*DIRECTION:*
Each line containing the word "Health" must be collected.

*Figure dataset records:*
───
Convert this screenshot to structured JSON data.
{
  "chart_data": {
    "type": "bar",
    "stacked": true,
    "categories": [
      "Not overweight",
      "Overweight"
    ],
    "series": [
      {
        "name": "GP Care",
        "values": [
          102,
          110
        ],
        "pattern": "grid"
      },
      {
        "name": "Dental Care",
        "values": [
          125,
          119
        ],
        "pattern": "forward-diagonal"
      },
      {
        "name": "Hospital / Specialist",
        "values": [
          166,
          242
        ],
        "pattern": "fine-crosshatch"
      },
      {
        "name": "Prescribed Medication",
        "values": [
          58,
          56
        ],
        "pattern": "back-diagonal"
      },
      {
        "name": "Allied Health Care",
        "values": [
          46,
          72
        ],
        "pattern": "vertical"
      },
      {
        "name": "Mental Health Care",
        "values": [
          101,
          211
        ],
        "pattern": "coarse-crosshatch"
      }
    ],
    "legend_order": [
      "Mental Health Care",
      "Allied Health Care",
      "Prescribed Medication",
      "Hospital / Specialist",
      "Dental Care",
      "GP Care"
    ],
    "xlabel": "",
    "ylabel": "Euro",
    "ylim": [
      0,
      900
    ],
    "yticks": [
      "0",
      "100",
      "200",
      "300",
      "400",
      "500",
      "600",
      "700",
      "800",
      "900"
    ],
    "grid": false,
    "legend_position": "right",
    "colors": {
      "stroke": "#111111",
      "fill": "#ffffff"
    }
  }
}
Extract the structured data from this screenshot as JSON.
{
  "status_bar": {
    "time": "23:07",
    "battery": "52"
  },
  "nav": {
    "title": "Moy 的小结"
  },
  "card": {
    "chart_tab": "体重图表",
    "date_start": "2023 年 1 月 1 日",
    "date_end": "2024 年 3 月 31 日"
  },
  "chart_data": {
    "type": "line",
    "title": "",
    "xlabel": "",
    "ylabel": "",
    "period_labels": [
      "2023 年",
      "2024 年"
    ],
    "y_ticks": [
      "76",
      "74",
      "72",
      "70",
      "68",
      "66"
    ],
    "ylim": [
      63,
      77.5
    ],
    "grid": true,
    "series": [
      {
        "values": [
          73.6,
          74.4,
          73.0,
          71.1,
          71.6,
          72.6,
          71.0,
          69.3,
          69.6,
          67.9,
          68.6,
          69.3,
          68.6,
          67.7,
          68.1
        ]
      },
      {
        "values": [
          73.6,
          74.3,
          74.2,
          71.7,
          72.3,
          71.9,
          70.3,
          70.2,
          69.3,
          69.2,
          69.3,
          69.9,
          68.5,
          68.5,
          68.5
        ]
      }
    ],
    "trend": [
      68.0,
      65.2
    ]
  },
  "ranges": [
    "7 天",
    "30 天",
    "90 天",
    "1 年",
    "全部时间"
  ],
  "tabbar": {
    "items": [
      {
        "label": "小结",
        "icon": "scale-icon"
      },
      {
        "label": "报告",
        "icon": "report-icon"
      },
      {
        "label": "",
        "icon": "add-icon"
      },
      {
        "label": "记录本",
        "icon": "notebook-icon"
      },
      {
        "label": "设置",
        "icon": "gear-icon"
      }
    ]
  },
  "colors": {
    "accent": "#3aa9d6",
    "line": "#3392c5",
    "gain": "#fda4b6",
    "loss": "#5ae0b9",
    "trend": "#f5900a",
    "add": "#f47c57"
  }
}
───
*EXERCISE OUTPUT:*
        "name": "Allied Health Care",
        "name": "Mental Health Care",
      "Mental Health Care",
      "Allied Health Care",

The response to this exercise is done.